◆ Task instructions: Find every line in the records below that holds the word "Relevanz", and copy each one.

"""

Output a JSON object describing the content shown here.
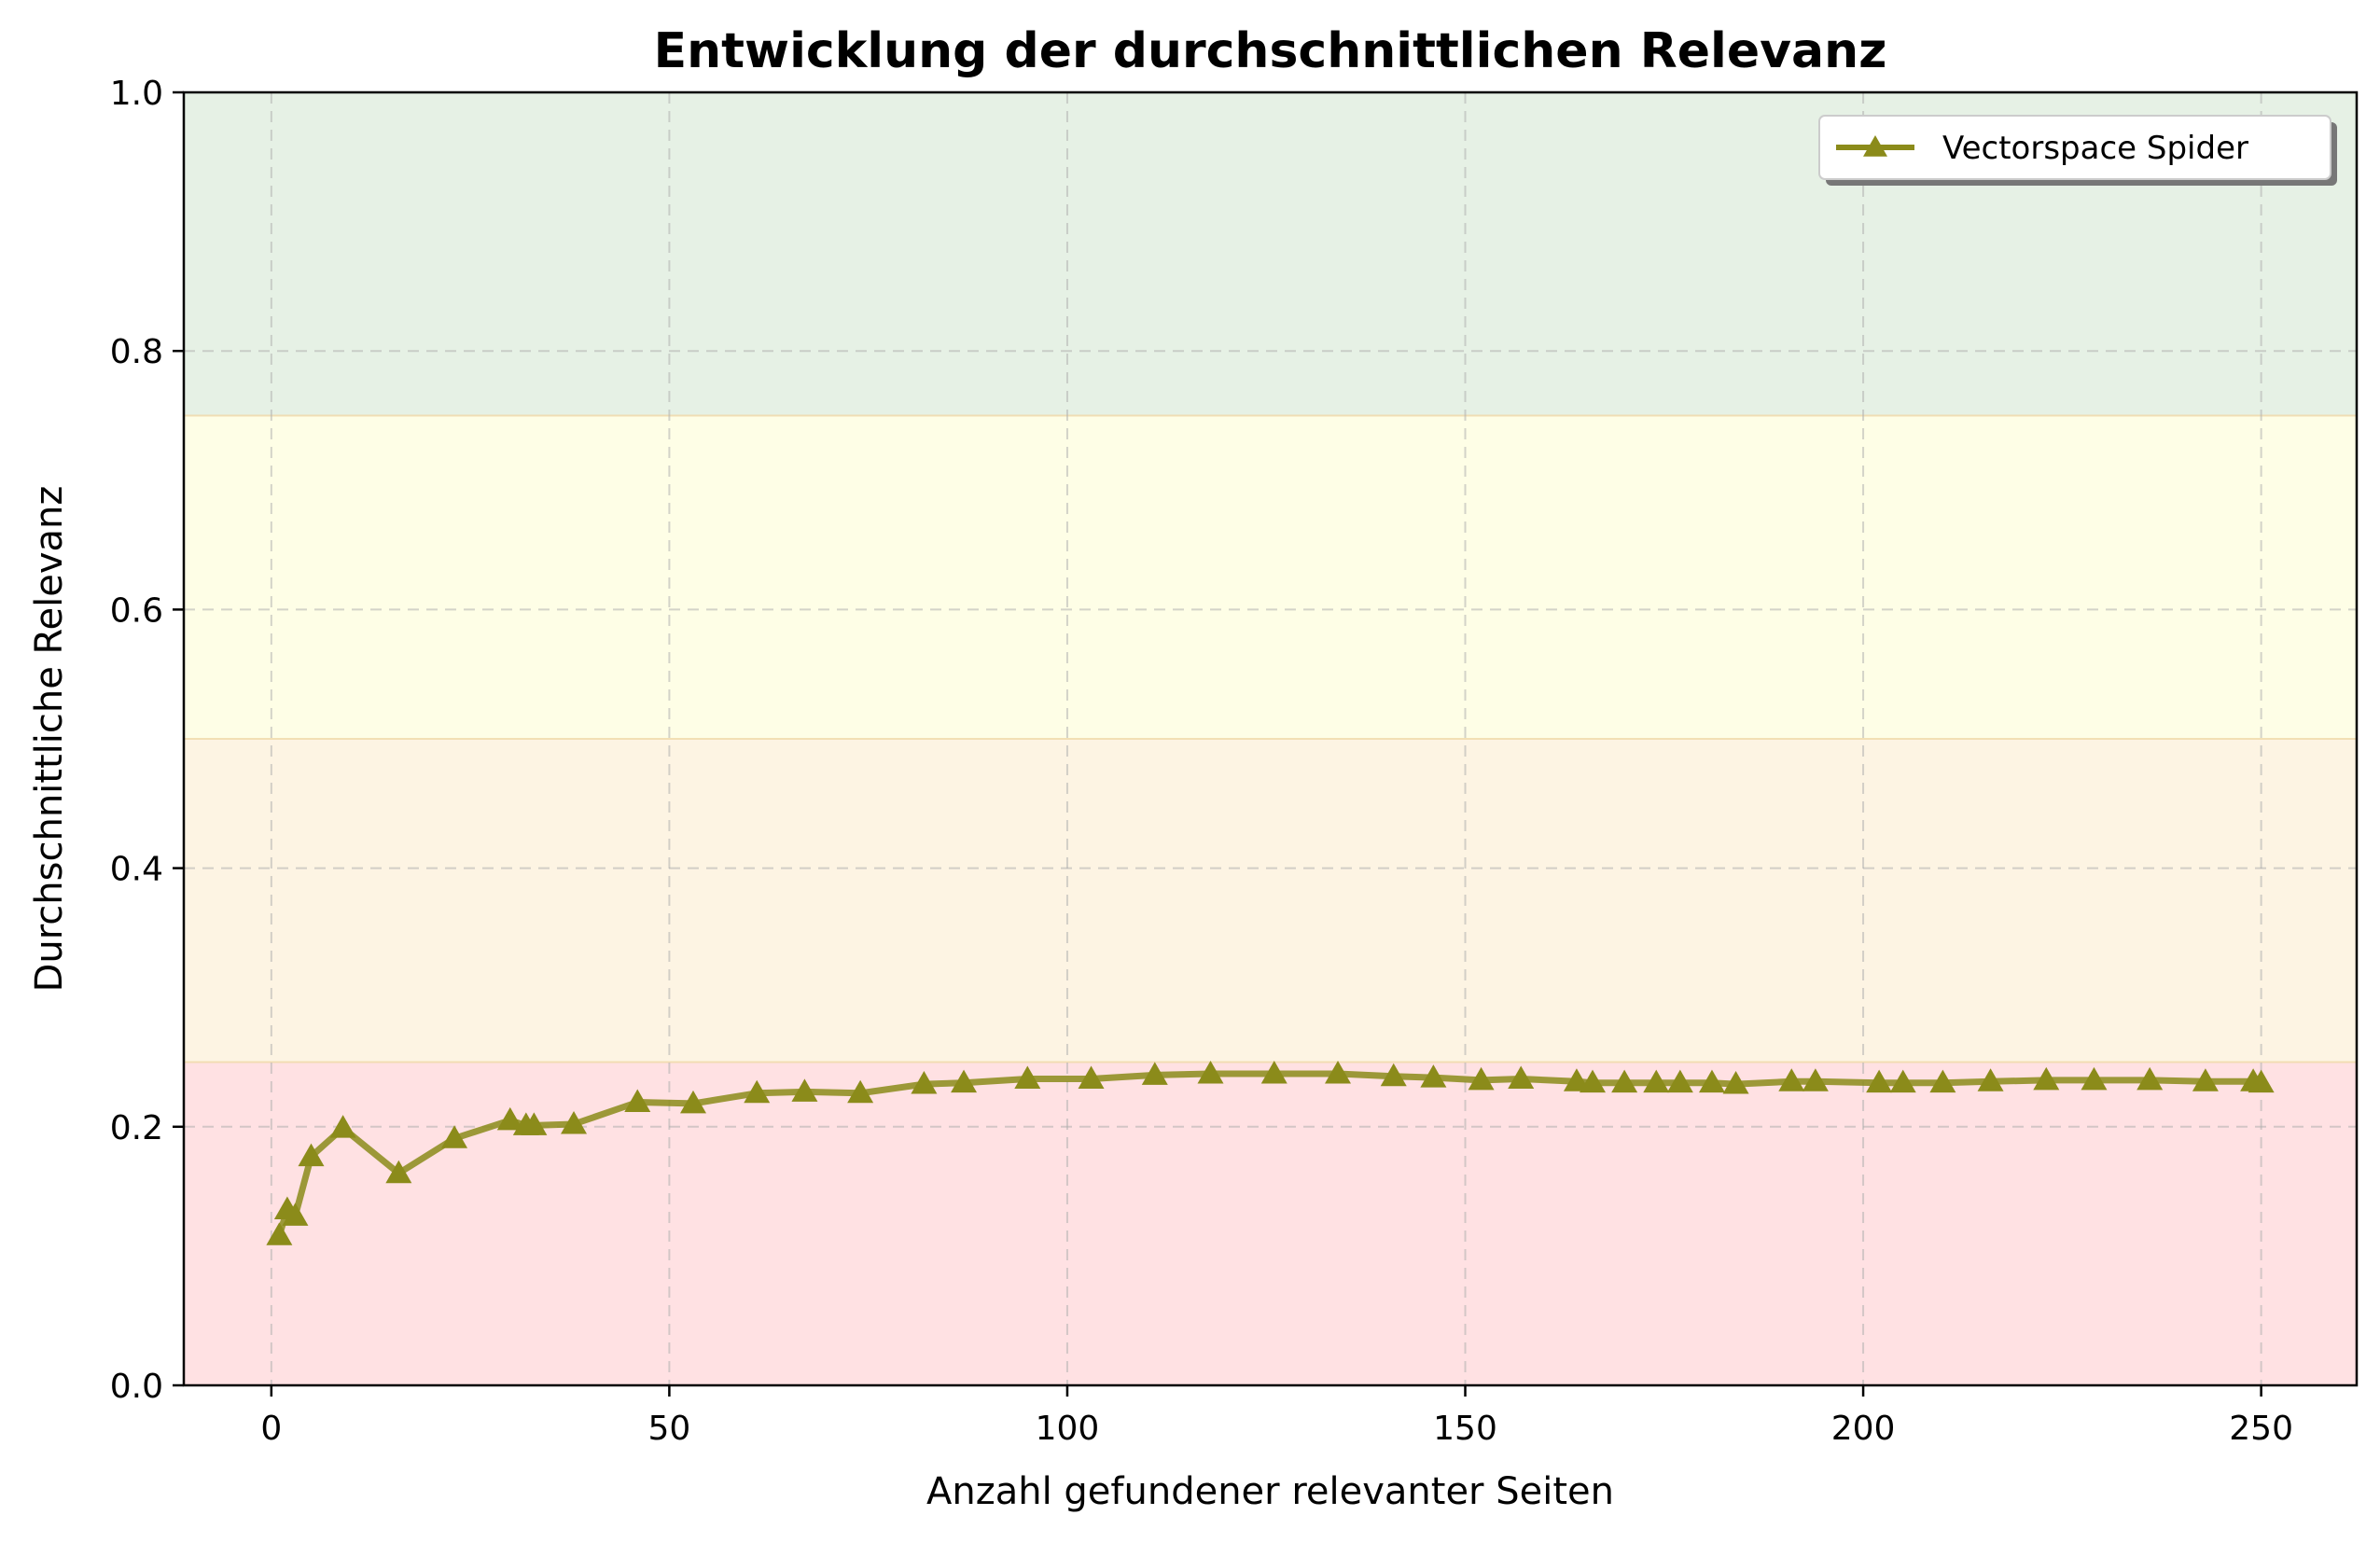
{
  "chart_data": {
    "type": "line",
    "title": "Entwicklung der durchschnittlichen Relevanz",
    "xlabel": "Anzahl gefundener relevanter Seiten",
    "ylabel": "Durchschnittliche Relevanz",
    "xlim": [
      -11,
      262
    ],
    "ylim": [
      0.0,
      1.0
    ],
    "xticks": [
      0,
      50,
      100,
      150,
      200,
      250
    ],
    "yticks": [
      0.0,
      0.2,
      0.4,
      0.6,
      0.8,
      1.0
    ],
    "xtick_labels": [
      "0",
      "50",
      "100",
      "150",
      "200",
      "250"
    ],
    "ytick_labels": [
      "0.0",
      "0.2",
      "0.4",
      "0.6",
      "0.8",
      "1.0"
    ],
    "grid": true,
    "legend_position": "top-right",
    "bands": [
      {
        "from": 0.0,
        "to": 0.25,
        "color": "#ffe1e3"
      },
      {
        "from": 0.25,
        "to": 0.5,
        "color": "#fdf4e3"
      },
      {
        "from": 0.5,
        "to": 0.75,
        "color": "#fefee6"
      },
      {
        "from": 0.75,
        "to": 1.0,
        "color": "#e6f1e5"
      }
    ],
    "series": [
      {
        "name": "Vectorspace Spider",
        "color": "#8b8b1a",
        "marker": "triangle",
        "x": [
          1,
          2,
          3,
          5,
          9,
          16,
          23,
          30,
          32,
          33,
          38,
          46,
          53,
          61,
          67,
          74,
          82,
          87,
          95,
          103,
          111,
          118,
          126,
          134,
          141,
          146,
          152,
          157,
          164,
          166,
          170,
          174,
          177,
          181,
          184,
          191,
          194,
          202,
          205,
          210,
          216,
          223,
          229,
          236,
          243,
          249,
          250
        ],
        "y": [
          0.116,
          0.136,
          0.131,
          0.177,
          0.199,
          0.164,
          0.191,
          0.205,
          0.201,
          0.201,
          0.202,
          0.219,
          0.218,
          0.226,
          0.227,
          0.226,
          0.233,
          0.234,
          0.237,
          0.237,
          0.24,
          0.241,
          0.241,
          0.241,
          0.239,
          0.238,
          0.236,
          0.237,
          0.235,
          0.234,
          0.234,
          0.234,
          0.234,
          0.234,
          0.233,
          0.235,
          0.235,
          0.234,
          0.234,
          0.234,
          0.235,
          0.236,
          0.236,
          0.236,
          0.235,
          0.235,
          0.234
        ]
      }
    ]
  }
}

"""
"""

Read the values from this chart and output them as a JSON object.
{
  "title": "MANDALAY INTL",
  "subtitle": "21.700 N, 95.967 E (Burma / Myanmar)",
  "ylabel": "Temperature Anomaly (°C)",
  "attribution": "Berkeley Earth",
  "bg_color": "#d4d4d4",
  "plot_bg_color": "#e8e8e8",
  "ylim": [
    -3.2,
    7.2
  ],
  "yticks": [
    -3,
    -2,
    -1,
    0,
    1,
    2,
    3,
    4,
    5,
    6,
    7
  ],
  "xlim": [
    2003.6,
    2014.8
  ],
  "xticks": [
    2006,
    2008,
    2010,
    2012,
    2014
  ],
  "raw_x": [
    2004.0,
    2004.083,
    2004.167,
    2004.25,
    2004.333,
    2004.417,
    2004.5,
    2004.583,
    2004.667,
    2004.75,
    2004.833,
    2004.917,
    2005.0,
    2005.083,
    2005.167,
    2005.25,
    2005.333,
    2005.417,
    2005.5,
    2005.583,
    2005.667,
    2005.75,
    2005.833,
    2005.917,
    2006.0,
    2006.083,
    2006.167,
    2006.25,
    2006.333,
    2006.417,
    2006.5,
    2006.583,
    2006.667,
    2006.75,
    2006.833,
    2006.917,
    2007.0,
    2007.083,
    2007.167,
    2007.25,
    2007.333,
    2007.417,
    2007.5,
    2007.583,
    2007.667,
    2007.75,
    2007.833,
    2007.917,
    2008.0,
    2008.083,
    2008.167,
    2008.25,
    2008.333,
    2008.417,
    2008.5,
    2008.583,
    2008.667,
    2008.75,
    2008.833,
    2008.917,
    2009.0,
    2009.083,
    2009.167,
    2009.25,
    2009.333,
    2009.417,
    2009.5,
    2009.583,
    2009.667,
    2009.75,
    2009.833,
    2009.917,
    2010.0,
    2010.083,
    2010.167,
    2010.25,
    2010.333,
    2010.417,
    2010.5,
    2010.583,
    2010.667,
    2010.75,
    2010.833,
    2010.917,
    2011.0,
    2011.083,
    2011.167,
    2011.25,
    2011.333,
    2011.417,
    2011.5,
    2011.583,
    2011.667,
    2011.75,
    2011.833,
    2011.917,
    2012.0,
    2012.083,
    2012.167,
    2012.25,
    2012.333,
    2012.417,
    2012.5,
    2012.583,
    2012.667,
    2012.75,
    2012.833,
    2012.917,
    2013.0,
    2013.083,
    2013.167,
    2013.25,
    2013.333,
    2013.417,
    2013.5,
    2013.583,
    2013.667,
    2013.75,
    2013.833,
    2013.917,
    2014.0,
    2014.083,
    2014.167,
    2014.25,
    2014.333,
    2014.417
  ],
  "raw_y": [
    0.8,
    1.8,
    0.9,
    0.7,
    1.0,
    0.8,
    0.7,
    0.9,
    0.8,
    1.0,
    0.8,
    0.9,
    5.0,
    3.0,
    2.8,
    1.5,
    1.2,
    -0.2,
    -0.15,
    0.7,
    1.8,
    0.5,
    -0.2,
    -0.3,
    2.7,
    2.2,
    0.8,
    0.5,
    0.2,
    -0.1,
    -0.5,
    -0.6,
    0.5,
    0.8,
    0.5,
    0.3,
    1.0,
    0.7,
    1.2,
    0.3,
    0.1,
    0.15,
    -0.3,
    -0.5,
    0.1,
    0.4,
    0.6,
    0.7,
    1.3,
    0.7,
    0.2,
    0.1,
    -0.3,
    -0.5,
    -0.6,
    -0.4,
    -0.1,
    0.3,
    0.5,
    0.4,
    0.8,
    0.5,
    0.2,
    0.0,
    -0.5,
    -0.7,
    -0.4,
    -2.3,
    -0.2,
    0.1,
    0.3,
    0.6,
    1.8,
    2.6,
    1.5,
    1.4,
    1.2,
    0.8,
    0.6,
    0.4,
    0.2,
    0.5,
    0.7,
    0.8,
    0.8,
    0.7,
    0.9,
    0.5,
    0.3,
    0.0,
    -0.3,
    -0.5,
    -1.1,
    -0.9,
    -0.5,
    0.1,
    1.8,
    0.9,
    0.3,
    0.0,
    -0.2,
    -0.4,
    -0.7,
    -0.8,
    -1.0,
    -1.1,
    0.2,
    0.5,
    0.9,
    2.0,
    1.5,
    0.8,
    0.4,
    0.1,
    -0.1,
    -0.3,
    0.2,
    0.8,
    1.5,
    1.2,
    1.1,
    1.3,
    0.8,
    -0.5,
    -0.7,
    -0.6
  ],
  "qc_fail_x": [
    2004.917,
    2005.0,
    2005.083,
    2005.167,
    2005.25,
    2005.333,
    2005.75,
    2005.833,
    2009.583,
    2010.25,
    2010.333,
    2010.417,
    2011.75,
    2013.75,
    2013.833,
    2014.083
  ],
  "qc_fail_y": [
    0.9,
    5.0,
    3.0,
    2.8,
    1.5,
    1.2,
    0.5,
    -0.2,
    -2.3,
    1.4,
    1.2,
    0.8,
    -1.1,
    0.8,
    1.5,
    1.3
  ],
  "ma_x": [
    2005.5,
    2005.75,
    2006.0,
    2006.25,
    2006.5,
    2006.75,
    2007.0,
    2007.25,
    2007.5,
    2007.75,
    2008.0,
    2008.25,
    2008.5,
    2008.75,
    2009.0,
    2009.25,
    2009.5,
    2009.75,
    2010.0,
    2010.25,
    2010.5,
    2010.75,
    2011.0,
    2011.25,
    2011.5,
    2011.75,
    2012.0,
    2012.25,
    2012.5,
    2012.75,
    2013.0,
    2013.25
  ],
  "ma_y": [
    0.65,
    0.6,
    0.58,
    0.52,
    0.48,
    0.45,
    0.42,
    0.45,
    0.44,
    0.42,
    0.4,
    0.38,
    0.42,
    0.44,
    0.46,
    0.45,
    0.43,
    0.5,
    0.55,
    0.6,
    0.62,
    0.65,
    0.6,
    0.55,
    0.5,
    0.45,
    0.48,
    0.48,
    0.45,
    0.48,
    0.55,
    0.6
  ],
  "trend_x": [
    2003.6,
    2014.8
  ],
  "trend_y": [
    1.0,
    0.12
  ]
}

"""

◆ Result of this exercise:
    "title": "Entwicklung der durchschnittlichen Relevanz",
    "ylabel": "Durchschnittliche Relevanz",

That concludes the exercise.